* _What is being asked_
Find every line below that contains the word "субсидий" and copy it out.

* _Records provided_
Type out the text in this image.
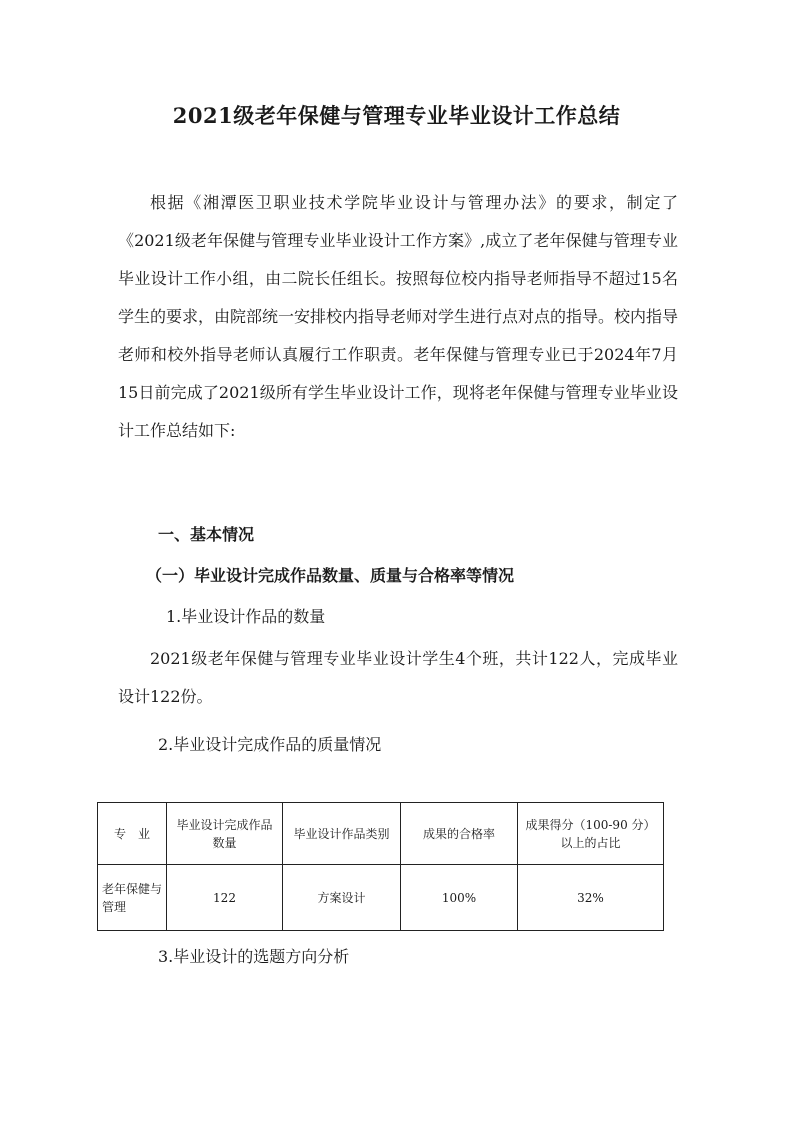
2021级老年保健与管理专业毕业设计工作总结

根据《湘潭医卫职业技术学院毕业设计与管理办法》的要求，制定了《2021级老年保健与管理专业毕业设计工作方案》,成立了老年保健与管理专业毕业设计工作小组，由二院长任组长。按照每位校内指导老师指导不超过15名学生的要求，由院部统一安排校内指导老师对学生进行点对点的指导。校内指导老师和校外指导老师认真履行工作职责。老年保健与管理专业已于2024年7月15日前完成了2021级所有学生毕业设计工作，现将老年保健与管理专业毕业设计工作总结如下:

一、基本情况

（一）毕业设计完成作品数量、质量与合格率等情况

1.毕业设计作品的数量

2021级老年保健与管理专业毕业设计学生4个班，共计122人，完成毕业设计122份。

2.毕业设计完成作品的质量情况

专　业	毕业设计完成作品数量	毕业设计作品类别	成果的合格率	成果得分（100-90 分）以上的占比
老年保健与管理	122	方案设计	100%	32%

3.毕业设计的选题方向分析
...
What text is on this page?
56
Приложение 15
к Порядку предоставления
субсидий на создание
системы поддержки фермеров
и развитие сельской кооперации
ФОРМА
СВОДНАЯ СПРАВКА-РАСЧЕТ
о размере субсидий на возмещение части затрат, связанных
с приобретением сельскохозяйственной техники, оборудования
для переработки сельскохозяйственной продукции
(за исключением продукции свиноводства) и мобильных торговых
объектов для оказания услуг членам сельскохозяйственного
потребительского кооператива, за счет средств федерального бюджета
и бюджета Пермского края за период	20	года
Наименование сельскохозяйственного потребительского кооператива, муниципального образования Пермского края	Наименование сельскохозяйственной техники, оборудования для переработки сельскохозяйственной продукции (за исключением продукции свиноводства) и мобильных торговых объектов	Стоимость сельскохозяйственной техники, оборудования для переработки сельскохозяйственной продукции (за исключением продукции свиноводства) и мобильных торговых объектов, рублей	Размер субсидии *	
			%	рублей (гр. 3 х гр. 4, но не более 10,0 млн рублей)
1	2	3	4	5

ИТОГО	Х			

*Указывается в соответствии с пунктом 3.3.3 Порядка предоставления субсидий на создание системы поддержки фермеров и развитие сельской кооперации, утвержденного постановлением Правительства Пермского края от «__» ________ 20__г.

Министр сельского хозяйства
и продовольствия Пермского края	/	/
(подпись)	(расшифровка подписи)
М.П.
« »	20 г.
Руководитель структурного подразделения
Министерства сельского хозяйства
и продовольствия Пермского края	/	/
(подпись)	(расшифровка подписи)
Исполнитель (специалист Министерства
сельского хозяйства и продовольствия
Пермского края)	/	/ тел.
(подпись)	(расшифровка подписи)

* _Answer for the task_
субсидий на создание
о размере субсидий на возмещение части затрат, связанных
*Указывается в соответствии с пунктом 3.3.3 Порядка предоставления субсидий на создание системы поддержки фермеров и развитие сельской кооперации, утвержденного постановлением Правительства Пермского края от «__» ________ 20__г.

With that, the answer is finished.